A run of records:
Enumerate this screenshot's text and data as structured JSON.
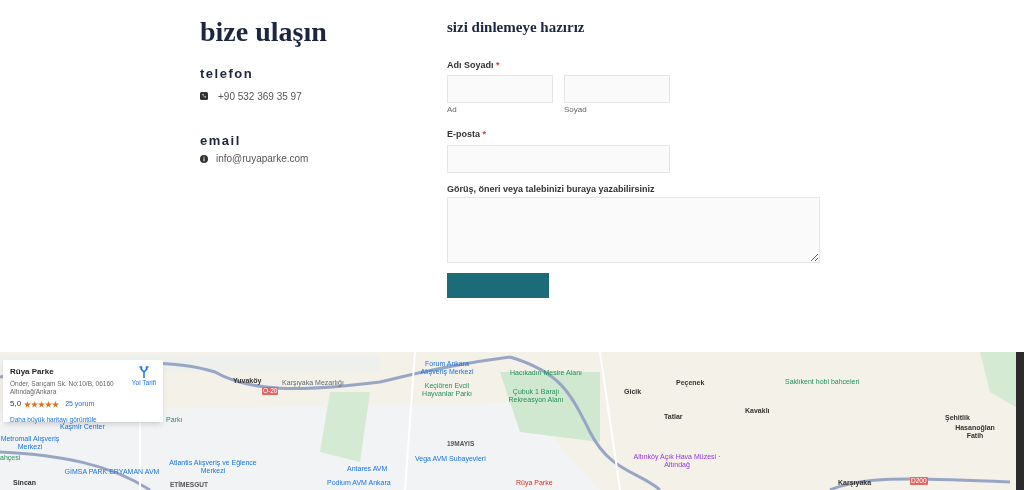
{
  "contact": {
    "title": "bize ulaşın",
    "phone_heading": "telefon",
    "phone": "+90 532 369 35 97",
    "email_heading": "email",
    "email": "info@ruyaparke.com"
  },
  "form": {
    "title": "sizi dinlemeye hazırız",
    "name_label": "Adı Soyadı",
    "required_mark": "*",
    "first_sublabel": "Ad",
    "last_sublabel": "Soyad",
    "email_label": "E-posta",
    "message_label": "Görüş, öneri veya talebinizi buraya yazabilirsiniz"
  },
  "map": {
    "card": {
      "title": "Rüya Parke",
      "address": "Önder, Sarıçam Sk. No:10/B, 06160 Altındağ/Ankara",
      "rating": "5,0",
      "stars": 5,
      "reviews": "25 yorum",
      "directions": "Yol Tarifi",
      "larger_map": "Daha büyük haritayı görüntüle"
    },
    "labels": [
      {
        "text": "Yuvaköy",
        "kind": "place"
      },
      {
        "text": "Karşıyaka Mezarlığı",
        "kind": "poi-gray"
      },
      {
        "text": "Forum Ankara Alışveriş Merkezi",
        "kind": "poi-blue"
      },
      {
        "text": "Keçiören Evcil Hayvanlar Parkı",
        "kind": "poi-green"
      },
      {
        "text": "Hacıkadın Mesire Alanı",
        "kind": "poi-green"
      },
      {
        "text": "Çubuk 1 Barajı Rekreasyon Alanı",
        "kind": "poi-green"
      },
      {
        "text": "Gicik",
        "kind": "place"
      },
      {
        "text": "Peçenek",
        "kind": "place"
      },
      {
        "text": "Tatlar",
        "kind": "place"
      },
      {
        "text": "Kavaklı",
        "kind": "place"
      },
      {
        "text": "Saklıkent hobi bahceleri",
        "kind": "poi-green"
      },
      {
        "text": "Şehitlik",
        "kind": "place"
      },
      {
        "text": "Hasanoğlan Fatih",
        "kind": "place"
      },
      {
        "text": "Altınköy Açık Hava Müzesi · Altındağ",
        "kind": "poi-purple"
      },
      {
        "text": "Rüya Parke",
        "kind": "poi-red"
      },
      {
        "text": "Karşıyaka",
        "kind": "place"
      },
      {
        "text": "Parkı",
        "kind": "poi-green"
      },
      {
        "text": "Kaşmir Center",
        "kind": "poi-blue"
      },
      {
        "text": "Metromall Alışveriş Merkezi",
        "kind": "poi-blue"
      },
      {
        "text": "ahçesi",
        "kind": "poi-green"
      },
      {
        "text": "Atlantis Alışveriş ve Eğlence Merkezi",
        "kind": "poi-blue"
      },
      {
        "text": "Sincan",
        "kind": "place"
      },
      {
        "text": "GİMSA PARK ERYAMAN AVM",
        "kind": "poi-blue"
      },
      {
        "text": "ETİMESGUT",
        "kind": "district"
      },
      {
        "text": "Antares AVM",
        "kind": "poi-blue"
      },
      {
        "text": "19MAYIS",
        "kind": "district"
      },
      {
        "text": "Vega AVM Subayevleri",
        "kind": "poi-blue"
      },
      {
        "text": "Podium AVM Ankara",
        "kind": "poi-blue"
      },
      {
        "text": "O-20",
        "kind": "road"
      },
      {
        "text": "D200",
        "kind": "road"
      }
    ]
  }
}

Exercise brief: From the data above, write out everything exactly except the pictures.

Answer below:
Enumerate this screenshot's text and data as structured JSON.
{
  "contact": {
    "title": "bize ulaşın",
    "phone_heading": "telefon",
    "phone": "+90 532 369 35 97",
    "email_heading": "email",
    "email": "info@ruyaparke.com"
  },
  "form": {
    "title": "sizi dinlemeye hazırız",
    "name_label": "Adı Soyadı",
    "required_mark": "*",
    "first_sublabel": "Ad",
    "last_sublabel": "Soyad",
    "email_label": "E-posta",
    "message_label": "Görüş, öneri veya talebinizi buraya yazabilirsiniz"
  },
  "map": {
    "card": {
      "title": "Rüya Parke",
      "address": "Önder, Sarıçam Sk. No:10/B, 06160 Altındağ/Ankara",
      "rating": "5,0",
      "stars": 5,
      "reviews": "25 yorum",
      "directions": "Yol Tarifi",
      "larger_map": "Daha büyük haritayı görüntüle"
    },
    "labels": [
      {
        "text": "Yuvaköy",
        "kind": "place"
      },
      {
        "text": "Karşıyaka Mezarlığı",
        "kind": "poi-gray"
      },
      {
        "text": "Forum Ankara Alışveriş Merkezi",
        "kind": "poi-blue"
      },
      {
        "text": "Keçiören Evcil Hayvanlar Parkı",
        "kind": "poi-green"
      },
      {
        "text": "Hacıkadın Mesire Alanı",
        "kind": "poi-green"
      },
      {
        "text": "Çubuk 1 Barajı Rekreasyon Alanı",
        "kind": "poi-green"
      },
      {
        "text": "Gicik",
        "kind": "place"
      },
      {
        "text": "Peçenek",
        "kind": "place"
      },
      {
        "text": "Tatlar",
        "kind": "place"
      },
      {
        "text": "Kavaklı",
        "kind": "place"
      },
      {
        "text": "Saklıkent hobi bahceleri",
        "kind": "poi-green"
      },
      {
        "text": "Şehitlik",
        "kind": "place"
      },
      {
        "text": "Hasanoğlan Fatih",
        "kind": "place"
      },
      {
        "text": "Altınköy Açık Hava Müzesi · Altındağ",
        "kind": "poi-purple"
      },
      {
        "text": "Rüya Parke",
        "kind": "poi-red"
      },
      {
        "text": "Karşıyaka",
        "kind": "place"
      },
      {
        "text": "Parkı",
        "kind": "poi-green"
      },
      {
        "text": "Kaşmir Center",
        "kind": "poi-blue"
      },
      {
        "text": "Metromall Alışveriş Merkezi",
        "kind": "poi-blue"
      },
      {
        "text": "ahçesi",
        "kind": "poi-green"
      },
      {
        "text": "Atlantis Alışveriş ve Eğlence Merkezi",
        "kind": "poi-blue"
      },
      {
        "text": "Sincan",
        "kind": "place"
      },
      {
        "text": "GİMSA PARK ERYAMAN AVM",
        "kind": "poi-blue"
      },
      {
        "text": "ETİMESGUT",
        "kind": "district"
      },
      {
        "text": "Antares AVM",
        "kind": "poi-blue"
      },
      {
        "text": "19MAYIS",
        "kind": "district"
      },
      {
        "text": "Vega AVM Subayevleri",
        "kind": "poi-blue"
      },
      {
        "text": "Podium AVM Ankara",
        "kind": "poi-blue"
      },
      {
        "text": "O-20",
        "kind": "road"
      },
      {
        "text": "D200",
        "kind": "road"
      }
    ]
  }
}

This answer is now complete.